↓
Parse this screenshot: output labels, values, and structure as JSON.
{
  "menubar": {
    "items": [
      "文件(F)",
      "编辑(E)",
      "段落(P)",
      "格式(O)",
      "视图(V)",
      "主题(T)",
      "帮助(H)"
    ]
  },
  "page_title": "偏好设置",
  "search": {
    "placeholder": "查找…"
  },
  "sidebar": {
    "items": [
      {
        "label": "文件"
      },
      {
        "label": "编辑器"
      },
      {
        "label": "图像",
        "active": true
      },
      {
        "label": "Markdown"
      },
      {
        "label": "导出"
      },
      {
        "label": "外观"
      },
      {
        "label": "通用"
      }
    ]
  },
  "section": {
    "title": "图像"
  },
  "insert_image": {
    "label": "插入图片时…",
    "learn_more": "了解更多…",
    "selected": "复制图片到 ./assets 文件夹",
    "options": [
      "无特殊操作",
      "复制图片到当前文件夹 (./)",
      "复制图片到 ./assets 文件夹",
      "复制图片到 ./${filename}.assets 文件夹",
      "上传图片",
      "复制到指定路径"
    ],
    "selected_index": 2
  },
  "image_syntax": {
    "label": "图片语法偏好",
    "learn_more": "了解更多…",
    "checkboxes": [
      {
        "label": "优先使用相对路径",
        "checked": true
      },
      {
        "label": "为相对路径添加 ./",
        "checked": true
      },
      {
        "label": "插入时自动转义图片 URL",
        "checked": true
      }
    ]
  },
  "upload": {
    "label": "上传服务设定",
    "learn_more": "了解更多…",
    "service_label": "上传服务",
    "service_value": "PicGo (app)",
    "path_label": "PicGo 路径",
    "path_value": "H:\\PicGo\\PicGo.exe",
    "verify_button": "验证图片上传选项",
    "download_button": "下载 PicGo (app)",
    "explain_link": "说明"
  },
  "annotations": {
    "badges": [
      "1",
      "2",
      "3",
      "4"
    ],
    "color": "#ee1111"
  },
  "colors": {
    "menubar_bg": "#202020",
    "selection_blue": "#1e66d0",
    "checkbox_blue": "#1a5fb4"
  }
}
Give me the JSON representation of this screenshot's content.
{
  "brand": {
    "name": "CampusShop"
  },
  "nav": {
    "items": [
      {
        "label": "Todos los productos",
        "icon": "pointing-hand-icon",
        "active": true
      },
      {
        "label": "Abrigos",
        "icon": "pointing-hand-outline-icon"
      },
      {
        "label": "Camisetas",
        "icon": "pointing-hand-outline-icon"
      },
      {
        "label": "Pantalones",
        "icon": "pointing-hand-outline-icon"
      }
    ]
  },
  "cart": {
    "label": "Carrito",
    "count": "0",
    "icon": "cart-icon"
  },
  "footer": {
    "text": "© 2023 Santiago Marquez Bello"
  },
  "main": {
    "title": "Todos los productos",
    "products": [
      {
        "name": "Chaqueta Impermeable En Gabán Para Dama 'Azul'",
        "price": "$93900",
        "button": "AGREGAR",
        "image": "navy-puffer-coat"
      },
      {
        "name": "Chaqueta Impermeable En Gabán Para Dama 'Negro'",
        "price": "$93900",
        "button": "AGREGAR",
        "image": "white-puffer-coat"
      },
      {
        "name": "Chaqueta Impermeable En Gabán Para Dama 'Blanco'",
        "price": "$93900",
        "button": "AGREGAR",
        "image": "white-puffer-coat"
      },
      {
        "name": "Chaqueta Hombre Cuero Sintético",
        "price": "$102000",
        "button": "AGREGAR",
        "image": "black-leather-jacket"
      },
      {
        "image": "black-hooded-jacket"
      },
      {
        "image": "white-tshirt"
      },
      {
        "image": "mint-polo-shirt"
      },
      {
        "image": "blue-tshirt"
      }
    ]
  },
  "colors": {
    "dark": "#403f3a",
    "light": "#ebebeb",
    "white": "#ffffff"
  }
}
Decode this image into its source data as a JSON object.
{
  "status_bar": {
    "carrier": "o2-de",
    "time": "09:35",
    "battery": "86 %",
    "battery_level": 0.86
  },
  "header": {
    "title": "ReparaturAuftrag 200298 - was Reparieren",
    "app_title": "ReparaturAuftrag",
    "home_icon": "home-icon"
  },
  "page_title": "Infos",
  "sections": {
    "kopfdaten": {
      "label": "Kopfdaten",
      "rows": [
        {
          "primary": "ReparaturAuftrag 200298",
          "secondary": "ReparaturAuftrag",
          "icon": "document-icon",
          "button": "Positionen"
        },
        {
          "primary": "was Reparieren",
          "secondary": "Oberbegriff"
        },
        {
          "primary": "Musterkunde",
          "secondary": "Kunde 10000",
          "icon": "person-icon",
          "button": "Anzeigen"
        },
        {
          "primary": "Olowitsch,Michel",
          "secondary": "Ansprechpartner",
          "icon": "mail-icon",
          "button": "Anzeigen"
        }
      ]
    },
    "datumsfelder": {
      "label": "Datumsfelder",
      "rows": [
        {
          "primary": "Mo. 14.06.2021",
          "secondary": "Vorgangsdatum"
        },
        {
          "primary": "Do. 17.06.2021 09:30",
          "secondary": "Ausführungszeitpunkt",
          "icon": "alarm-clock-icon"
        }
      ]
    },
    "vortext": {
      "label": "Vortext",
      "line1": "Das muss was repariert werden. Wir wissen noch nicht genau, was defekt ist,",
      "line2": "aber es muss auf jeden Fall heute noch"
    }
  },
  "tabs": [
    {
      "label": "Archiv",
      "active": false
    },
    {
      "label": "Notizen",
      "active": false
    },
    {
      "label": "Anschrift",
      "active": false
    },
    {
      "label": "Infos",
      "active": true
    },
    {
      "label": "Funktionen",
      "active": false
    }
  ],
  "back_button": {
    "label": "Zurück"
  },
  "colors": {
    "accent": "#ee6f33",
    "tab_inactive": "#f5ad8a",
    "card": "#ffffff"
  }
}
↑
## Set task:
Repeat the entries above exactly, leaving nothing out.

## Written response:
Parse this screenshot: output labels, values, and structure as JSON.
{
  "menubar": {
    "items": [
      "文件(F)",
      "编辑(E)",
      "段落(P)",
      "格式(O)",
      "视图(V)",
      "主题(T)",
      "帮助(H)"
    ]
  },
  "page_title": "偏好设置",
  "search": {
    "placeholder": "查找…"
  },
  "sidebar": {
    "items": [
      {
        "label": "文件"
      },
      {
        "label": "编辑器"
      },
      {
        "label": "图像",
        "active": true
      },
      {
        "label": "Markdown"
      },
      {
        "label": "导出"
      },
      {
        "label": "外观"
      },
      {
        "label": "通用"
      }
    ]
  },
  "section": {
    "title": "图像"
  },
  "insert_image": {
    "label": "插入图片时…",
    "learn_more": "了解更多…",
    "selected": "复制图片到 ./assets 文件夹",
    "options": [
      "无特殊操作",
      "复制图片到当前文件夹 (./)",
      "复制图片到 ./assets 文件夹",
      "复制图片到 ./${filename}.assets 文件夹",
      "上传图片",
      "复制到指定路径"
    ],
    "selected_index": 2
  },
  "image_syntax": {
    "label": "图片语法偏好",
    "learn_more": "了解更多…",
    "checkboxes": [
      {
        "label": "优先使用相对路径",
        "checked": true
      },
      {
        "label": "为相对路径添加 ./",
        "checked": true
      },
      {
        "label": "插入时自动转义图片 URL",
        "checked": true
      }
    ]
  },
  "upload": {
    "label": "上传服务设定",
    "learn_more": "了解更多…",
    "service_label": "上传服务",
    "service_value": "PicGo (app)",
    "path_label": "PicGo 路径",
    "path_value": "H:\\PicGo\\PicGo.exe",
    "verify_button": "验证图片上传选项",
    "download_button": "下载 PicGo (app)",
    "explain_link": "说明"
  },
  "annotations": {
    "badges": [
      "1",
      "2",
      "3",
      "4"
    ],
    "color": "#ee1111"
  },
  "colors": {
    "menubar_bg": "#202020",
    "selection_blue": "#1e66d0",
    "checkbox_blue": "#1a5fb4"
  }
}
Give me the JSON representation of this screenshot's content.
{
  "brand": {
    "name": "CampusShop"
  },
  "nav": {
    "items": [
      {
        "label": "Todos los productos",
        "icon": "pointing-hand-icon",
        "active": true
      },
      {
        "label": "Abrigos",
        "icon": "pointing-hand-outline-icon"
      },
      {
        "label": "Camisetas",
        "icon": "pointing-hand-outline-icon"
      },
      {
        "label": "Pantalones",
        "icon": "pointing-hand-outline-icon"
      }
    ]
  },
  "cart": {
    "label": "Carrito",
    "count": "0",
    "icon": "cart-icon"
  },
  "footer": {
    "text": "© 2023 Santiago Marquez Bello"
  },
  "main": {
    "title": "Todos los productos",
    "products": [
      {
        "name": "Chaqueta Impermeable En Gabán Para Dama 'Azul'",
        "price": "$93900",
        "button": "AGREGAR",
        "image": "navy-puffer-coat"
      },
      {
        "name": "Chaqueta Impermeable En Gabán Para Dama 'Negro'",
        "price": "$93900",
        "button": "AGREGAR",
        "image": "white-puffer-coat"
      },
      {
        "name": "Chaqueta Impermeable En Gabán Para Dama 'Blanco'",
        "price": "$93900",
        "button": "AGREGAR",
        "image": "white-puffer-coat"
      },
      {
        "name": "Chaqueta Hombre Cuero Sintético",
        "price": "$102000",
        "button": "AGREGAR",
        "image": "black-leather-jacket"
      },
      {
        "image": "black-hooded-jacket"
      },
      {
        "image": "white-tshirt"
      },
      {
        "image": "mint-polo-shirt"
      },
      {
        "image": "blue-tshirt"
      }
    ]
  },
  "colors": {
    "dark": "#403f3a",
    "light": "#ebebeb",
    "white": "#ffffff"
  }
}
Decode this image into its source data as a JSON object.
{
  "status_bar": {
    "carrier": "o2-de",
    "time": "09:35",
    "battery": "86 %",
    "battery_level": 0.86
  },
  "header": {
    "title": "ReparaturAuftrag 200298 - was Reparieren",
    "app_title": "ReparaturAuftrag",
    "home_icon": "home-icon"
  },
  "page_title": "Infos",
  "sections": {
    "kopfdaten": {
      "label": "Kopfdaten",
      "rows": [
        {
          "primary": "ReparaturAuftrag 200298",
          "secondary": "ReparaturAuftrag",
          "icon": "document-icon",
          "button": "Positionen"
        },
        {
          "primary": "was Reparieren",
          "secondary": "Oberbegriff"
        },
        {
          "primary": "Musterkunde",
          "secondary": "Kunde 10000",
          "icon": "person-icon",
          "button": "Anzeigen"
        },
        {
          "primary": "Olowitsch,Michel",
          "secondary": "Ansprechpartner",
          "icon": "mail-icon",
          "button": "Anzeigen"
        }
      ]
    },
    "datumsfelder": {
      "label": "Datumsfelder",
      "rows": [
        {
          "primary": "Mo. 14.06.2021",
          "secondary": "Vorgangsdatum"
        },
        {
          "primary": "Do. 17.06.2021 09:30",
          "secondary": "Ausführungszeitpunkt",
          "icon": "alarm-clock-icon"
        }
      ]
    },
    "vortext": {
      "label": "Vortext",
      "line1": "Das muss was repariert werden. Wir wissen noch nicht genau, was defekt ist,",
      "line2": "aber es muss auf jeden Fall heute noch"
    }
  },
  "tabs": [
    {
      "label": "Archiv",
      "active": false
    },
    {
      "label": "Notizen",
      "active": false
    },
    {
      "label": "Anschrift",
      "active": false
    },
    {
      "label": "Infos",
      "active": true
    },
    {
      "label": "Funktionen",
      "active": false
    }
  ],
  "back_button": {
    "label": "Zurück"
  },
  "colors": {
    "accent": "#ee6f33",
    "tab_inactive": "#f5ad8a",
    "card": "#ffffff"
  }
}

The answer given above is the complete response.